[TAREA SOLICITADA A]
Según el texto sobre la primavera en Madrid, ¿qué comunidades inmigrantes saludan abiertamente a la primavera con una fiesta?
[TAREA SOLICITADA B]
Reproduce con exactitud el pasaje del texto sobre la primavera en Madrid que empieza en "Bajo nuestro techo, sin" y termina en "a comercios innombrables.".
[TAREA SOLICITADA C]
Prosigue el texto sobre la primavera en Madrid a partir de su última oración.

━━━ FRAGMENTO DE TEXTO ━━━

Los adolescentes madrileños reciben la primavera con un picor en el corazón, un fogonazo en la mirada y un acertijo por resolver: ¿conseguirá la atmósfera vencer la pugna consigo misma por llegar a ser transparente y límpida? Una suerte de víspera de alegría se instala en su pecho, para zozobrarles luego en bullicio o travesura, mientras se desata su ingenio a igual velocidad que sus cutis se cubren de erupciones. En los jóvenes, el picor mozalbete deviene ardor, el brillo relumbra en destello y la fronda de la atmósfera consigo y con la niebla alcanza el rango de un combate grandioso entre la naturaleza y la muerte. Es un trastorno cósmico que la gente madura conoce, pero calla, regalando una sonrisa silenciosa a los excesos que el desbordar de la vida acarrea en primavera. Un torrente que late lo arrasa todo, mientras la luna hace estragos entre los cuerdos y, también, en los que no lo están. Víspera de la primavera fue el carnaval, carro naval a la deriva que surca enmascarado los canales de la identidad, rígidos y ensombrecidos por la agonía del invierno. Pero en Madrid la primavera es una fiesta privada, casi íntima.

Bajo nuestro techo, sin embargo, conviven comunidades inmigrantes que saludan abiertamente a la primavera con una fiesta cargada de colores, deleites y aromas. Es el caso de los iraníes y los kurdos, miles de los cuales habitan en nuestra ciudad. Hay entre ellos ricos vendedores de alfombras, mercaderes de pistachos e importadores de caviar; empleados laboriosos, amas de casa, obreras, ancianos, refugiados políticos, también estudiantes hezbollais que se reclaman seguidores del shiísmo duodecimano de la República Islámica, amén de algún facineroso dedicado a comercios innombrables.

━━━ DATOS PROPORCIONADOS ━━━

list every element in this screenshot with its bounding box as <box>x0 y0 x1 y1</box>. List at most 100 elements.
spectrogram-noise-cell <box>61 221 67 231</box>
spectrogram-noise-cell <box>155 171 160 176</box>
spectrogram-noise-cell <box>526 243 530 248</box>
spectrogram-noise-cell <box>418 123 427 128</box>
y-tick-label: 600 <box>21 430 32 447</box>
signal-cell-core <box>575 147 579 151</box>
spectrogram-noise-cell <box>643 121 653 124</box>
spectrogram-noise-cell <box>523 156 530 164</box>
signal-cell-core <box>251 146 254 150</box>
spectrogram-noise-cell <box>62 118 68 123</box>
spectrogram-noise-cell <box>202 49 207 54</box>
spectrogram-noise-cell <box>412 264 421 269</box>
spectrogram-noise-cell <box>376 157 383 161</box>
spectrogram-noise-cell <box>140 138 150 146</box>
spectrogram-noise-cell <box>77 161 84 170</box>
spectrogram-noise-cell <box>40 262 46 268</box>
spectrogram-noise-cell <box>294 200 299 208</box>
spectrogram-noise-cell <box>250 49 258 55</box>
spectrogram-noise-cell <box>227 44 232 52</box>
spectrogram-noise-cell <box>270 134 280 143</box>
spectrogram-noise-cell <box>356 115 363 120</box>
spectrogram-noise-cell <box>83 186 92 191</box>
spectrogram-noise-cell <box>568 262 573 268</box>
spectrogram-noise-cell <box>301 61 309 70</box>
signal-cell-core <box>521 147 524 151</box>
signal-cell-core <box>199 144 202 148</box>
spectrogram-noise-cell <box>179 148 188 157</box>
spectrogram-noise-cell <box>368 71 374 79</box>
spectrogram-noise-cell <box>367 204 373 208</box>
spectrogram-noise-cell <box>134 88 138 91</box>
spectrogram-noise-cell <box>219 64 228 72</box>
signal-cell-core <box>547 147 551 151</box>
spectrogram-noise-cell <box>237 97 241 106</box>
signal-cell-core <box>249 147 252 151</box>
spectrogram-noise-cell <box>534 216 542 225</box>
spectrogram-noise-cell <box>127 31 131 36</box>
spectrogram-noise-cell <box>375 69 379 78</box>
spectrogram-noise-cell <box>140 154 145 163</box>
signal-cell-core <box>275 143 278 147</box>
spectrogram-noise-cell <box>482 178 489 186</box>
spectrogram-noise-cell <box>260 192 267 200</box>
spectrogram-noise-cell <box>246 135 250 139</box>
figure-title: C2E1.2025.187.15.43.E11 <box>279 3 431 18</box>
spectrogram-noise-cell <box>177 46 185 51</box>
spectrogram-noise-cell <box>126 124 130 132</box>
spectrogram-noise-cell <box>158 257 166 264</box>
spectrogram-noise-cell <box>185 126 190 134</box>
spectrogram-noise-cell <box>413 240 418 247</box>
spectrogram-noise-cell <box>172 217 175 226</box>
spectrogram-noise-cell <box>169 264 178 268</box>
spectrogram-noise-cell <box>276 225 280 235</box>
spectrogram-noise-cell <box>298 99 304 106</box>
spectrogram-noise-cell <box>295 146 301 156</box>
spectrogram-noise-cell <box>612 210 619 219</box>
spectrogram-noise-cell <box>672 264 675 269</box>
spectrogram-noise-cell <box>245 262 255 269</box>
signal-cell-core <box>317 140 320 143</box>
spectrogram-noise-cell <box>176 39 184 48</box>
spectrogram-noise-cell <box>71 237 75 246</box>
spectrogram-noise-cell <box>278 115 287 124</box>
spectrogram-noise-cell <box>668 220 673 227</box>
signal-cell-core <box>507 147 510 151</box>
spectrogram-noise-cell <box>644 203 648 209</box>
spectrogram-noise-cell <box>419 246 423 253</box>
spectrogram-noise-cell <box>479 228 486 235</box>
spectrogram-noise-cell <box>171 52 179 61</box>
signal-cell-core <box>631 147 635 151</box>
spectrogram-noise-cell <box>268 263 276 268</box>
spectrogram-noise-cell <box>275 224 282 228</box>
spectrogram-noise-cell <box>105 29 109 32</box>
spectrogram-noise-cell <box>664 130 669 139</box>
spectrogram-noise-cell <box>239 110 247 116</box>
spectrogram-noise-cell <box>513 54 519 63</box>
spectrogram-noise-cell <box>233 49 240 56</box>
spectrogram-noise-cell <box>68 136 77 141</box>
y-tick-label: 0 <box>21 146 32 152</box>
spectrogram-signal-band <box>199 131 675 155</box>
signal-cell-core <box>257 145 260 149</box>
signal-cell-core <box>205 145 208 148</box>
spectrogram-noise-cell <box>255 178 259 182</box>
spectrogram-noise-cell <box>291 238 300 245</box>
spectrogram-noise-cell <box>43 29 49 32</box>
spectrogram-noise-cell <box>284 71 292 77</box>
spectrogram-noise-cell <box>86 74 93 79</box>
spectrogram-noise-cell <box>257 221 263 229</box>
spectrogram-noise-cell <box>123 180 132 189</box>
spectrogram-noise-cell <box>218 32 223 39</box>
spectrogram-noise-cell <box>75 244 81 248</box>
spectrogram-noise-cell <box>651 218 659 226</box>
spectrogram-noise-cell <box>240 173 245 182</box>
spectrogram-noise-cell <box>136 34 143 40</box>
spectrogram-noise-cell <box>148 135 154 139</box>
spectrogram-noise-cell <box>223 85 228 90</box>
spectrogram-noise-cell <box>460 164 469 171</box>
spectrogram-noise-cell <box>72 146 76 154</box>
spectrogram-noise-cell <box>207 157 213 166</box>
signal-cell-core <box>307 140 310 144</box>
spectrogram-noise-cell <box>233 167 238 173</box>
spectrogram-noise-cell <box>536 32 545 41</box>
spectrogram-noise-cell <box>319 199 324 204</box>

━━━

[RESULTADO FINAL A]
Los iraníes y los kurdos.

[RESULTADO FINAL B]
Bajo nuestro techo, sin embargo, conviven comunidades inmigrantes que saludan abiertamente a la primavera con una fiesta cargada de colores, deleites y aromas. Es el caso de los iraníes y los kurdos, miles de los cuales habitan en nuestra ciudad. Hay entre ellos ricos vendedores de alfombras, mercaderes de pistachos e importadores de caviar; empleados laboriosos, amas de casa, obreras, ancianos, refugiados políticos, también estudiantes hezbollais que se reclaman seguidores del shiísmo duodecimano de la República Islámica, amén de algún facineroso dedicado a comercios innombrables.

[RESULTADO FINAL C]
Las familias de casi todos ellos, veinte días antes de reventar la primavera, colocan en un recipiente granos de trigo o lentejas y esperan su germinación en hilos de césped verdísimo que, envueltos en una cinta, presidirán la cena que festejará la llegada de la estación. Ellos denominan Nowruz a esta fiesta, que preside el día de su año nuevo. En este año, el que hace el 1374 en su calendario solar, el Nowruz sobrevino a las 15 horas, 13 minutos y 54 segundos del reciente 21 de marzo,

El martes anterior a esa jornada, centenares de ellos limpiaron a fondo sus viviendas de barrios elegantes o humildes, sacudieron sus alfombras y pusieron mentalmente orden en sus vidas, para acopiar luego en montones ramajos y enseres viejos procedentes de sus trasteros, ambarí, con los que hicieron en la calle piras de reducidas dimensiones. Esta tradición se llama Janetekani. Después, los más jóvenes, chicos y chicas, saltaron sobre el fuego, en una evocación simultánea casi con las fallas valencianas, curiosa coincidencia en el tiempo de unas hogueras con otras.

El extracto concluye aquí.